- WORK INSTRUCTION A -
According to the column, how much did George Calombaris and his wife pay for their Toorak home in 2013?
- WORK INSTRUCTION B -
Reproduce the column from "That sale was" to "of his wife).".

- READING PASSAGE -
# # # #

It’s worth noting that more than a few of the Labor leader’s appearances at Bunnies matches have come as freebies. An update to his register of interests notes that during the NRL season, he was a guest of South Sydney as a life member (an honour he’s had since 2013, natch.) He also attended three matches as a guest of the NRL.

Meanwhile, this column also noted earlier in the week that National Party leader Michael McCormack put in an appearance at The Everest. Turns out he was a guest of Ron Finemore Transport. Good to know.

NEW IN THE KITCHEN

Things appear to be looking up for George Calombaris, the former MasterChef host whose Made Establishment restaurant empire collapsed into administration earlier this year.

Billboards have popped up across Melbourne in the past month spruiking Calombaris’ new venture 5pm Cook Along, a food delivery service which has gathered thousands of Instagram followers.

There has also been a win on the finances front. He has sold his mansion in Melbourne's Toorak.

Title documents show a caveat was lodged on the McMaster Court property last week under a sale agreement first signed in July. Not much is known about the 35-year-old buyer, Chinese born Ka Ning Cheung, who is linked by company documents to a business called CHZH Finance.

The price has also been kept under wraps. George and his wife, Natalie, paid $4.75 million for the pad in 2013 - a deal sealed at the height of the souvlaki and chips with feta boom.

Sold: George Calombaris's home in Toorak.

Sold: George Calombaris's home in Toorak.Credit: Jason South

An expression of interest sign was first placed outside the five-bedroom French provincial-style home on February 10, the same day corporate undertakers KordaMentha were appointed to pick over the carcass of Made.

The collapse forced the closure of 12 venues, including the souvlaki chain Jimmy Grants and three Hellenic Republic Greek restaurants. At the time, the company employed 364 permanent and casual staff. Meanwhile, former Swisse vitamins boss Radek Sali, Made's sole director, did his dough to the tune of $11.5 million.

Various bits of the business have been flogged off since. Part of the Jimmy Grants went to the owners of Melbourne Greek institution Stalactites, while the Yo-Chi frozen yoghurt stores ended up in the hands of the sons of Boost Juice founder Janine Allis.

That sale was completed to satisfy Made’s largest creditor, the Commonwealth Bank, which was owed $8.5 million.

Prominent immigration agent Lily Ong handled the deal. On Tuesday, the agent and solicitor said she was representing the new owner, but was coy when contacted by CBD, noting that the house is not in Calombaris's name (it’s in the name of his wife).

“Other than that I can't comment,” she said.

# # # #

[Dataset entries]

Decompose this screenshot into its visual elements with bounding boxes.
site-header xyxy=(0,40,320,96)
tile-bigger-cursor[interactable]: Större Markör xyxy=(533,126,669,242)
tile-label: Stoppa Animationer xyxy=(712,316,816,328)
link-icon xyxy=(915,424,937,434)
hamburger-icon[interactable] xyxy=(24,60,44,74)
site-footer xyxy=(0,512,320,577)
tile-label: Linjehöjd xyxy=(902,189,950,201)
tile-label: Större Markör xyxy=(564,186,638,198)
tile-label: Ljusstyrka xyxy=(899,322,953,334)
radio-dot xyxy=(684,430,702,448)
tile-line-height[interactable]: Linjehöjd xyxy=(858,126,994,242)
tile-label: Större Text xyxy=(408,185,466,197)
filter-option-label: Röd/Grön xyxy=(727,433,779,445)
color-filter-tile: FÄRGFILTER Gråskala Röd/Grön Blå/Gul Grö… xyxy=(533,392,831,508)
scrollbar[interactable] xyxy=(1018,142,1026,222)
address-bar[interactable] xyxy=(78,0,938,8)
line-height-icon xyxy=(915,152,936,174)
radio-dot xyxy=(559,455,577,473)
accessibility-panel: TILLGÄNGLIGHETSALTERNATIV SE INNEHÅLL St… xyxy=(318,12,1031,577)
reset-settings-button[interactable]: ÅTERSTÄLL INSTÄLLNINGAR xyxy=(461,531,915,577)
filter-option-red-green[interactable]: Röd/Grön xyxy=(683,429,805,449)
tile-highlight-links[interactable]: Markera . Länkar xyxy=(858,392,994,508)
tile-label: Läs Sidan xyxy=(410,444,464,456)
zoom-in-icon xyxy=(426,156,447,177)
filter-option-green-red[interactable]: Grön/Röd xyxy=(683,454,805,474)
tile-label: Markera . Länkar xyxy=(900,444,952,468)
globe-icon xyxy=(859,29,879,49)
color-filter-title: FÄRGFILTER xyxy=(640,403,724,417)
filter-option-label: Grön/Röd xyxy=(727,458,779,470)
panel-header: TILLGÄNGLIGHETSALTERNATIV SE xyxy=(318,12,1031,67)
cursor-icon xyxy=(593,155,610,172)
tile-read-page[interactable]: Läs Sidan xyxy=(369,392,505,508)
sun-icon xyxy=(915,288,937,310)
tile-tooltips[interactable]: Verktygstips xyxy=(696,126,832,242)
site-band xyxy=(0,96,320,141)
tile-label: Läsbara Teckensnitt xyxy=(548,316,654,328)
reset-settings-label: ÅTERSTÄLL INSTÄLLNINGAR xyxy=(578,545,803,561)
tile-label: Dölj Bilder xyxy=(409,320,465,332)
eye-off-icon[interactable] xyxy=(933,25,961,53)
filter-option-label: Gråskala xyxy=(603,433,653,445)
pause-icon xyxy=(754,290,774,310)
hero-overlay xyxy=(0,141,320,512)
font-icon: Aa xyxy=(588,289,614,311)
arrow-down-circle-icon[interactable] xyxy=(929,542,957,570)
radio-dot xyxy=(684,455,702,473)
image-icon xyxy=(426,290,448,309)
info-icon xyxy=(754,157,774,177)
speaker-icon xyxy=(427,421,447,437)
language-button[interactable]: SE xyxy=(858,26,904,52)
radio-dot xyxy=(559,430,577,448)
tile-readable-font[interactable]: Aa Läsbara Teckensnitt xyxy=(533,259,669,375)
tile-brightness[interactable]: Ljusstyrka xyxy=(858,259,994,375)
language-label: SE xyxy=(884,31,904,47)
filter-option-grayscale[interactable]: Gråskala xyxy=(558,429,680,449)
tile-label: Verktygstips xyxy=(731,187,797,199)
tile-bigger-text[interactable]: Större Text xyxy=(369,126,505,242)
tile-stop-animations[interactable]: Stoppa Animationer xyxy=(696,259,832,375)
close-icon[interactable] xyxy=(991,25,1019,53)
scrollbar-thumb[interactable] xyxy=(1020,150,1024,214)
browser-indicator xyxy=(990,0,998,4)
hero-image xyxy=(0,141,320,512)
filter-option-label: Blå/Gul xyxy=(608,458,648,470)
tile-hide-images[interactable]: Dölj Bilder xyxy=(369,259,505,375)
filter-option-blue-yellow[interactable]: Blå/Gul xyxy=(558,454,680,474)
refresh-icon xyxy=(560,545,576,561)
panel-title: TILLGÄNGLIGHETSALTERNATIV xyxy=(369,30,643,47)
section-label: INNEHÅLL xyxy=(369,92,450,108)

# # # #

- YOUR RESPONSE A -
$4.75 million.

- YOUR RESPONSE B -
That sale was completed to satisfy Made’s largest creditor, the Commonwealth Bank, which was owed $8.5 million.

Prominent immigration agent Lily Ong handled the deal. On Tuesday, the agent and solicitor said she was representing the new owner, but was coy when contacted by CBD, noting that the house is not in Calombaris's name (it’s in the name of his wife).